━━ TASK INPUTS
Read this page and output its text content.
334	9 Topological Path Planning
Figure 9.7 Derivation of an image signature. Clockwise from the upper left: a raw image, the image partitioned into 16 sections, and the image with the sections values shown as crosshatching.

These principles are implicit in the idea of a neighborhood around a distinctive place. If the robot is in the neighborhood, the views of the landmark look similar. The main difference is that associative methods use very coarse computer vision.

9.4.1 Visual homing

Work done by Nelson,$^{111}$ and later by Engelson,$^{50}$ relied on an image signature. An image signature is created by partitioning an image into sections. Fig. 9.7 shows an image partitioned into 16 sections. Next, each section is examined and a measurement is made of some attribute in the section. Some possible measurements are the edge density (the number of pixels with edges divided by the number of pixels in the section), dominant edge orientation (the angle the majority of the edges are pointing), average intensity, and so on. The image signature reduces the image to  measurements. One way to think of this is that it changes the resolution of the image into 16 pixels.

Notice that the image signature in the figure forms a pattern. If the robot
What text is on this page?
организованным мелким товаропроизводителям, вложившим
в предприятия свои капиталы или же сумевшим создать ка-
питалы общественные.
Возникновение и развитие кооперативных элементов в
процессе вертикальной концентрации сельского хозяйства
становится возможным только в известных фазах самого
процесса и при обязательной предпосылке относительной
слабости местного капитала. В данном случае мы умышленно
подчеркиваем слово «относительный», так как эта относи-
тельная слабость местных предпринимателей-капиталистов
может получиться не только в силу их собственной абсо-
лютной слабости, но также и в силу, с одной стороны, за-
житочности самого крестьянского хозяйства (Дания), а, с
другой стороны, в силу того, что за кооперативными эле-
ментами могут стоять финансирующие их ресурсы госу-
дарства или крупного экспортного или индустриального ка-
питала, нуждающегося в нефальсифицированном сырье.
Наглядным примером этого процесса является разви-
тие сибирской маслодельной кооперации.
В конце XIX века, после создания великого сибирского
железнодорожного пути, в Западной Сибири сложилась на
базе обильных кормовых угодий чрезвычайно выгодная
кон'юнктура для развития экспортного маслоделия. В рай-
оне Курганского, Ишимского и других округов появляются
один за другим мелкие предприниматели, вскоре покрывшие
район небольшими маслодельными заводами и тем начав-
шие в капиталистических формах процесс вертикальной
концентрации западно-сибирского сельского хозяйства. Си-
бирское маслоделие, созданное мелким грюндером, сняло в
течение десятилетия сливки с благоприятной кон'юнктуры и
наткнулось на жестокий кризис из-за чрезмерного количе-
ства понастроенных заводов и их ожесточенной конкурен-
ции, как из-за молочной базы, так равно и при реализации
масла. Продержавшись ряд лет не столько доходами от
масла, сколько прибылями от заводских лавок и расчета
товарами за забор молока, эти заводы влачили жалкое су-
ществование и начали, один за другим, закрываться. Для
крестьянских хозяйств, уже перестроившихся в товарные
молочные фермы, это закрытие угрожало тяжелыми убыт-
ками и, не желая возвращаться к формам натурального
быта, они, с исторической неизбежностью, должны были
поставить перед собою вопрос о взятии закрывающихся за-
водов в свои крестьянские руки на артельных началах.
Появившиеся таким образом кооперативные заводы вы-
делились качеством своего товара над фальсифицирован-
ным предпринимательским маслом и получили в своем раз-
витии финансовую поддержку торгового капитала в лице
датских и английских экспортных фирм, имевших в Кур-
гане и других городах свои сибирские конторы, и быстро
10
━━━━
Scan the entries above. Copy each line that has the string "стороны".

TASK OUTPUT
лютной слабости, но также и в силу, с одной стороны, за-
другой стороны, в силу того, что за кооперативными эле-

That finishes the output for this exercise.